╭──

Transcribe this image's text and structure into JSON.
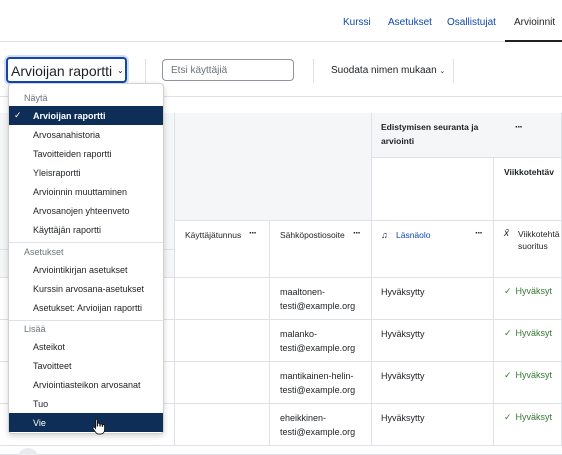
{
  "nav": {
    "tabs": [
      {
        "label": "Kurssi",
        "active": false
      },
      {
        "label": "Asetukset",
        "active": false
      },
      {
        "label": "Osallistujat",
        "active": false
      },
      {
        "label": "Arvioinnit",
        "active": true
      }
    ]
  },
  "toolbar": {
    "report_select_value": "Arvioijan raportti",
    "search_placeholder": "Etsi käyttäjiä",
    "name_filter_label": "Suodata nimen mukaan"
  },
  "menu": {
    "groups": [
      {
        "label": "Näytä",
        "items": [
          {
            "label": "Arvioijan raportti",
            "selected": true
          },
          {
            "label": "Arvosanahistoria"
          },
          {
            "label": "Tavoitteiden raportti"
          },
          {
            "label": "Yleisraportti"
          },
          {
            "label": "Arvioinnin muuttaminen"
          },
          {
            "label": "Arvosanojen yhteenveto"
          },
          {
            "label": "Käyttäjän raportti"
          }
        ]
      },
      {
        "label": "Asetukset",
        "items": [
          {
            "label": "Arviointikirjan asetukset"
          },
          {
            "label": "Kurssin arvosana-asetukset"
          },
          {
            "label": "Asetukset: Arvioijan raportti"
          }
        ]
      },
      {
        "label": "Lisää",
        "items": [
          {
            "label": "Asteikot"
          },
          {
            "label": "Tavoitteet"
          },
          {
            "label": "Arviointiasteikon arvosanat"
          },
          {
            "label": "Tuo"
          },
          {
            "label": "Vie",
            "hovered": true
          }
        ]
      }
    ]
  },
  "table": {
    "category_header": "Edistymisen seuranta ja arviointi",
    "subcategory_header": "Viikkotehtäv",
    "columns": {
      "username": "Käyttäjätunnus",
      "email": "Sähköpostiosoite",
      "attendance": "Läsnäolo",
      "assignment": "Viikkotehtä suoritus"
    },
    "rows": [
      {
        "email": "maaltonen-testi@example.org",
        "email_line1": "maaltonen-",
        "email_line2": "testi@example.org",
        "attendance": "Hyväksytty",
        "grade": "Hyväksyt"
      },
      {
        "email": "malanko-testi@example.org",
        "email_line1": "malanko-",
        "email_line2": "testi@example.org",
        "attendance": "Hyväksytty",
        "grade": "Hyväksyt"
      },
      {
        "email": "mantikainen-helin-testi@example.org",
        "email_line1": "mantikainen-helin-",
        "email_line2": "testi@example.org",
        "attendance": "Hyväksytty",
        "grade": "Hyväksyt"
      },
      {
        "email": "eheikkinen-testi@example.org",
        "email_line1": "eheikkinen-",
        "email_line2": "testi@example.org",
        "attendance": "Hyväksytty",
        "grade": "Hyväksyt"
      }
    ]
  },
  "colors": {
    "accent": "#0f47ad",
    "menu_selected_bg": "#0f2e57",
    "success": "#357a32"
  }
}
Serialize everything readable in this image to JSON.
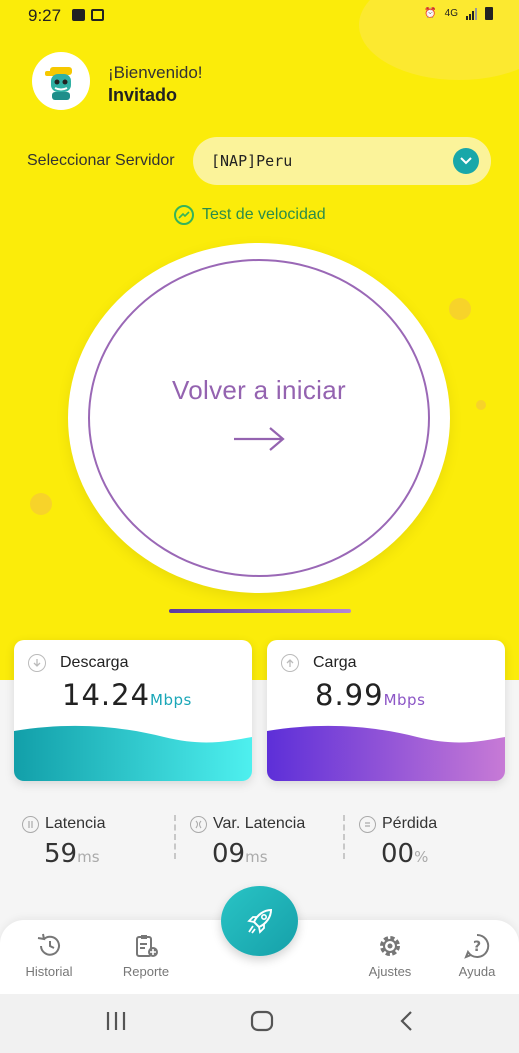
{
  "status_bar": {
    "time": "9:27",
    "network": "4G"
  },
  "header": {
    "welcome": "¡Bienvenido!",
    "username": "Invitado"
  },
  "server": {
    "label": "Seleccionar Servidor",
    "selected": "[NAP]Peru"
  },
  "speedtest_link": "Test de velocidad",
  "main_button": {
    "label": "Volver a iniciar"
  },
  "download": {
    "label": "Descarga",
    "value": "14.24",
    "unit": "Mbps"
  },
  "upload": {
    "label": "Carga",
    "value": "8.99",
    "unit": "Mbps"
  },
  "stats": {
    "latency": {
      "label": "Latencia",
      "value": "59",
      "unit": "ms"
    },
    "jitter": {
      "label": "Var. Latencia",
      "value": "09",
      "unit": "ms"
    },
    "loss": {
      "label": "Pérdida",
      "value": "00",
      "unit": "%"
    }
  },
  "nav": {
    "history": "Historial",
    "report": "Reporte",
    "settings": "Ajustes",
    "help": "Ayuda"
  },
  "colors": {
    "background": "#fbec0a",
    "accent_teal": "#18a7a9",
    "accent_purple": "#9463b0"
  }
}
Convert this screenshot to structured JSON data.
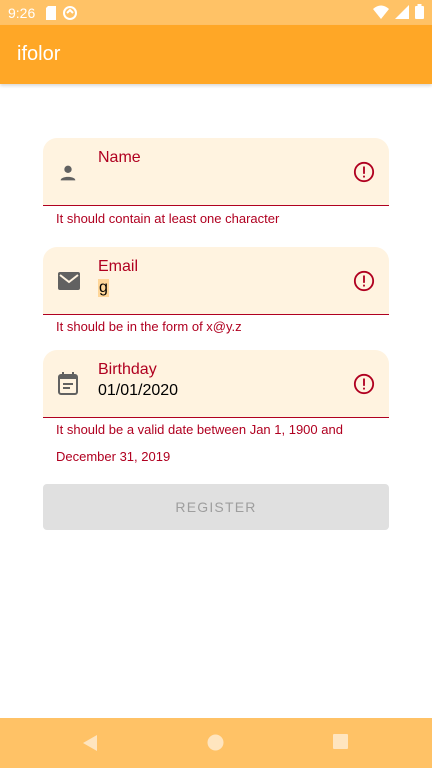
{
  "status_bar": {
    "time": "9:26"
  },
  "app_bar": {
    "title": "ifolor"
  },
  "form": {
    "name": {
      "label": "Name",
      "value": "",
      "error": "It should contain at least one character",
      "icon": "person-icon"
    },
    "email": {
      "label": "Email",
      "value": "g",
      "error": "It should be in the form of x@y.z",
      "icon": "mail-icon"
    },
    "birthday": {
      "label": "Birthday",
      "value": "01/01/2020",
      "error": "It should be a valid date between Jan 1, 1900 and December 31, 2019",
      "icon": "calendar-icon"
    },
    "register_label": "REGISTER"
  },
  "colors": {
    "status_bar": "#ffc266",
    "app_bar": "#ffa726",
    "field_bg": "#fff3e0",
    "error": "#b00020",
    "button_disabled": "#e0e0e0"
  }
}
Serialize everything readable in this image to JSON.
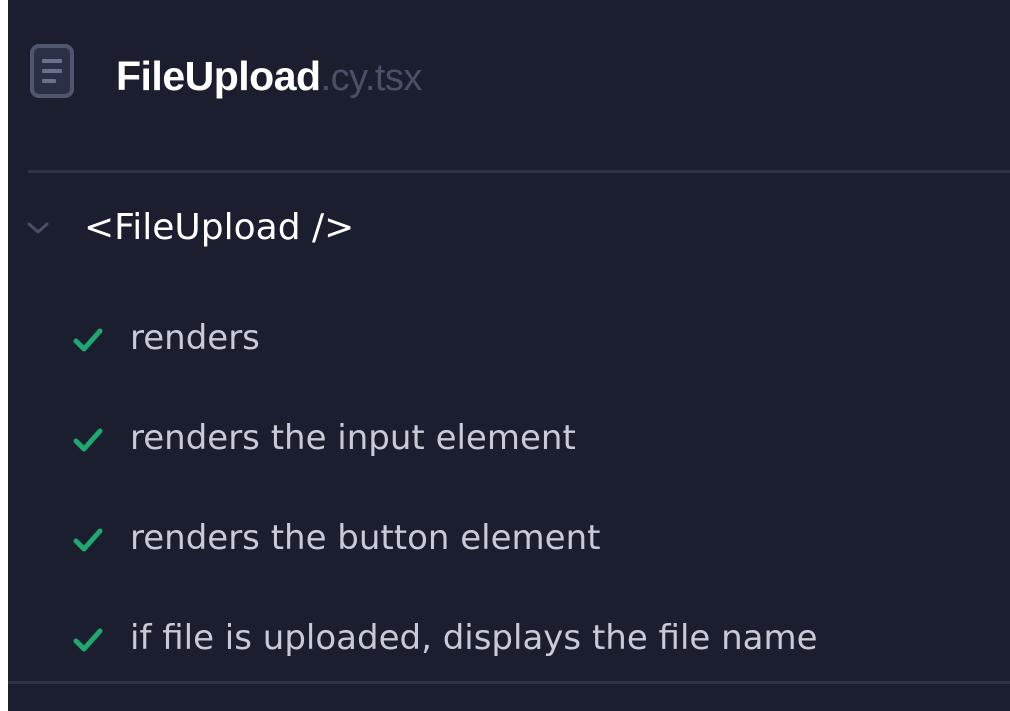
{
  "spec": {
    "file_base": "FileUpload",
    "file_ext": ".cy.tsx",
    "icon": "document-icon"
  },
  "suite": {
    "title": "<FileUpload />",
    "icon": "chevron-down-icon",
    "expanded": true
  },
  "tests": [
    {
      "label": "renders",
      "status": "passed",
      "icon": "check-icon"
    },
    {
      "label": "renders the input element",
      "status": "passed",
      "icon": "check-icon"
    },
    {
      "label": "renders the button element",
      "status": "passed",
      "icon": "check-icon"
    },
    {
      "label": "if file is uploaded, displays the file name",
      "status": "passed",
      "icon": "check-icon"
    }
  ],
  "colors": {
    "background": "#1b1e2e",
    "pass": "#1fa971",
    "divider": "#2e3245",
    "extension": "#4a5068"
  }
}
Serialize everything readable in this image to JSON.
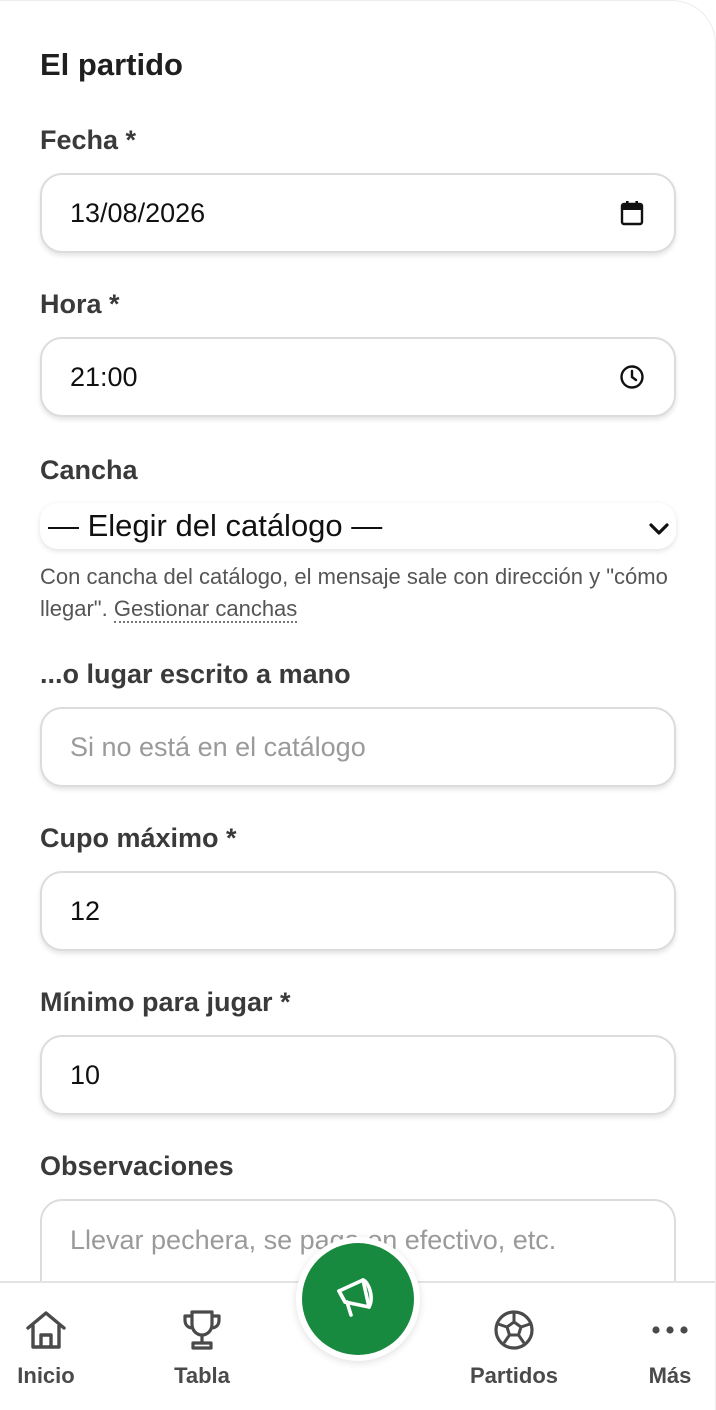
{
  "form": {
    "section_title": "El partido",
    "fecha": {
      "label": "Fecha *",
      "value": "13/08/2026",
      "icon": "calendar-icon"
    },
    "hora": {
      "label": "Hora *",
      "value": "21:00",
      "icon": "clock-icon"
    },
    "cancha": {
      "label": "Cancha",
      "selected": "— Elegir del catálogo —",
      "icon": "chevron-down-icon",
      "help_text": "Con cancha del catálogo, el mensaje sale con dirección y \"cómo llegar\".",
      "help_link": "Gestionar canchas"
    },
    "lugar": {
      "label": "...o lugar escrito a mano",
      "placeholder": "Si no está en el catálogo"
    },
    "cupo": {
      "label": "Cupo máximo *",
      "value": "12"
    },
    "minimo": {
      "label": "Mínimo para jugar *",
      "value": "10"
    },
    "observaciones": {
      "label": "Observaciones",
      "placeholder": "Llevar pechera, se paga en efectivo, etc."
    }
  },
  "nav": {
    "items": [
      {
        "label": "Inicio",
        "icon": "home-icon"
      },
      {
        "label": "Tabla",
        "icon": "trophy-icon"
      },
      {
        "label": "Partidos",
        "icon": "soccer-ball-icon"
      },
      {
        "label": "Más",
        "icon": "more-icon"
      }
    ],
    "fab_icon": "megaphone-icon",
    "accent": "#188a3f"
  }
}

╰──

## YOUR OBJECTIVE
Skipping the pictures, transcribe each line above exactly as it appears.

## SOLUTION FOR THIS EXERCISE
Transcribe this image's text and structure into JSON.
{
  "nav": {
    "tabs": [
      {
        "label": "Kurssi",
        "active": false
      },
      {
        "label": "Asetukset",
        "active": false
      },
      {
        "label": "Osallistujat",
        "active": false
      },
      {
        "label": "Arvioinnit",
        "active": true
      }
    ]
  },
  "toolbar": {
    "report_select_value": "Arvioijan raportti",
    "search_placeholder": "Etsi käyttäjiä",
    "name_filter_label": "Suodata nimen mukaan"
  },
  "menu": {
    "groups": [
      {
        "label": "Näytä",
        "items": [
          {
            "label": "Arvioijan raportti",
            "selected": true
          },
          {
            "label": "Arvosanahistoria"
          },
          {
            "label": "Tavoitteiden raportti"
          },
          {
            "label": "Yleisraportti"
          },
          {
            "label": "Arvioinnin muuttaminen"
          },
          {
            "label": "Arvosanojen yhteenveto"
          },
          {
            "label": "Käyttäjän raportti"
          }
        ]
      },
      {
        "label": "Asetukset",
        "items": [
          {
            "label": "Arviointikirjan asetukset"
          },
          {
            "label": "Kurssin arvosana-asetukset"
          },
          {
            "label": "Asetukset: Arvioijan raportti"
          }
        ]
      },
      {
        "label": "Lisää",
        "items": [
          {
            "label": "Asteikot"
          },
          {
            "label": "Tavoitteet"
          },
          {
            "label": "Arviointiasteikon arvosanat"
          },
          {
            "label": "Tuo"
          },
          {
            "label": "Vie",
            "hovered": true
          }
        ]
      }
    ]
  },
  "table": {
    "category_header": "Edistymisen seuranta ja arviointi",
    "subcategory_header": "Viikkotehtäv",
    "columns": {
      "username": "Käyttäjätunnus",
      "email": "Sähköpostiosoite",
      "attendance": "Läsnäolo",
      "assignment": "Viikkotehtä suoritus"
    },
    "rows": [
      {
        "email": "maaltonen-testi@example.org",
        "email_line1": "maaltonen-",
        "email_line2": "testi@example.org",
        "attendance": "Hyväksytty",
        "grade": "Hyväksyt"
      },
      {
        "email": "malanko-testi@example.org",
        "email_line1": "malanko-",
        "email_line2": "testi@example.org",
        "attendance": "Hyväksytty",
        "grade": "Hyväksyt"
      },
      {
        "email": "mantikainen-helin-testi@example.org",
        "email_line1": "mantikainen-helin-",
        "email_line2": "testi@example.org",
        "attendance": "Hyväksytty",
        "grade": "Hyväksyt"
      },
      {
        "email": "eheikkinen-testi@example.org",
        "email_line1": "eheikkinen-",
        "email_line2": "testi@example.org",
        "attendance": "Hyväksytty",
        "grade": "Hyväksyt"
      }
    ]
  },
  "colors": {
    "accent": "#0f47ad",
    "menu_selected_bg": "#0f2e57",
    "success": "#357a32"
  }
}
Serialize everything readable in this image to JSON.
{
  "status_bar": {
    "time": "9:27",
    "network": "4G"
  },
  "header": {
    "welcome": "¡Bienvenido!",
    "username": "Invitado"
  },
  "server": {
    "label": "Seleccionar Servidor",
    "selected": "[NAP]Peru"
  },
  "speedtest_link": "Test de velocidad",
  "main_button": {
    "label": "Volver a iniciar"
  },
  "download": {
    "label": "Descarga",
    "value": "14.24",
    "unit": "Mbps"
  },
  "upload": {
    "label": "Carga",
    "value": "8.99",
    "unit": "Mbps"
  },
  "stats": {
    "latency": {
      "label": "Latencia",
      "value": "59",
      "unit": "ms"
    },
    "jitter": {
      "label": "Var. Latencia",
      "value": "09",
      "unit": "ms"
    },
    "loss": {
      "label": "Pérdida",
      "value": "00",
      "unit": "%"
    }
  },
  "nav": {
    "history": "Historial",
    "report": "Reporte",
    "settings": "Ajustes",
    "help": "Ayuda"
  },
  "colors": {
    "background": "#fbec0a",
    "accent_teal": "#18a7a9",
    "accent_purple": "#9463b0"
  }
}
Convert this screenshot to structured JSON data.
{
  "status_bar": {
    "time": "9:26"
  },
  "app_bar": {
    "title": "ifolor"
  },
  "form": {
    "name": {
      "label": "Name",
      "value": "",
      "error": "It should contain at least one character",
      "icon": "person-icon"
    },
    "email": {
      "label": "Email",
      "value": "g",
      "error": "It should be in the form of x@y.z",
      "icon": "mail-icon"
    },
    "birthday": {
      "label": "Birthday",
      "value": "01/01/2020",
      "error": "It should be a valid date between Jan 1, 1900 and December 31, 2019",
      "icon": "calendar-icon"
    },
    "register_label": "REGISTER"
  },
  "colors": {
    "status_bar": "#ffc266",
    "app_bar": "#ffa726",
    "field_bg": "#fff3e0",
    "error": "#b00020",
    "button_disabled": "#e0e0e0"
  }
}
Serialize everything readable in this image to JSON.
{
  "spec": {
    "file_base": "FileUpload",
    "file_ext": ".cy.tsx",
    "icon": "document-icon"
  },
  "suite": {
    "title": "<FileUpload />",
    "icon": "chevron-down-icon",
    "expanded": true
  },
  "tests": [
    {
      "label": "renders",
      "status": "passed",
      "icon": "check-icon"
    },
    {
      "label": "renders the input element",
      "status": "passed",
      "icon": "check-icon"
    },
    {
      "label": "renders the button element",
      "status": "passed",
      "icon": "check-icon"
    },
    {
      "label": "if file is uploaded, displays the file name",
      "status": "passed",
      "icon": "check-icon"
    }
  ],
  "colors": {
    "background": "#1b1e2e",
    "pass": "#1fa971",
    "divider": "#2e3245",
    "extension": "#4a5068"
  }
}
Serialize everything readable in this image to JSON.
{
  "form": {
    "section_title": "El partido",
    "fecha": {
      "label": "Fecha *",
      "value": "13/08/2026",
      "icon": "calendar-icon"
    },
    "hora": {
      "label": "Hora *",
      "value": "21:00",
      "icon": "clock-icon"
    },
    "cancha": {
      "label": "Cancha",
      "selected": "— Elegir del catálogo —",
      "icon": "chevron-down-icon",
      "help_text": "Con cancha del catálogo, el mensaje sale con dirección y \"cómo llegar\".",
      "help_link": "Gestionar canchas"
    },
    "lugar": {
      "label": "...o lugar escrito a mano",
      "placeholder": "Si no está en el catálogo"
    },
    "cupo": {
      "label": "Cupo máximo *",
      "value": "12"
    },
    "minimo": {
      "label": "Mínimo para jugar *",
      "value": "10"
    },
    "observaciones": {
      "label": "Observaciones",
      "placeholder": "Llevar pechera, se paga en efectivo, etc."
    }
  },
  "nav": {
    "items": [
      {
        "label": "Inicio",
        "icon": "home-icon"
      },
      {
        "label": "Tabla",
        "icon": "trophy-icon"
      },
      {
        "label": "Partidos",
        "icon": "soccer-ball-icon"
      },
      {
        "label": "Más",
        "icon": "more-icon"
      }
    ],
    "fab_icon": "megaphone-icon",
    "accent": "#188a3f"
  }
}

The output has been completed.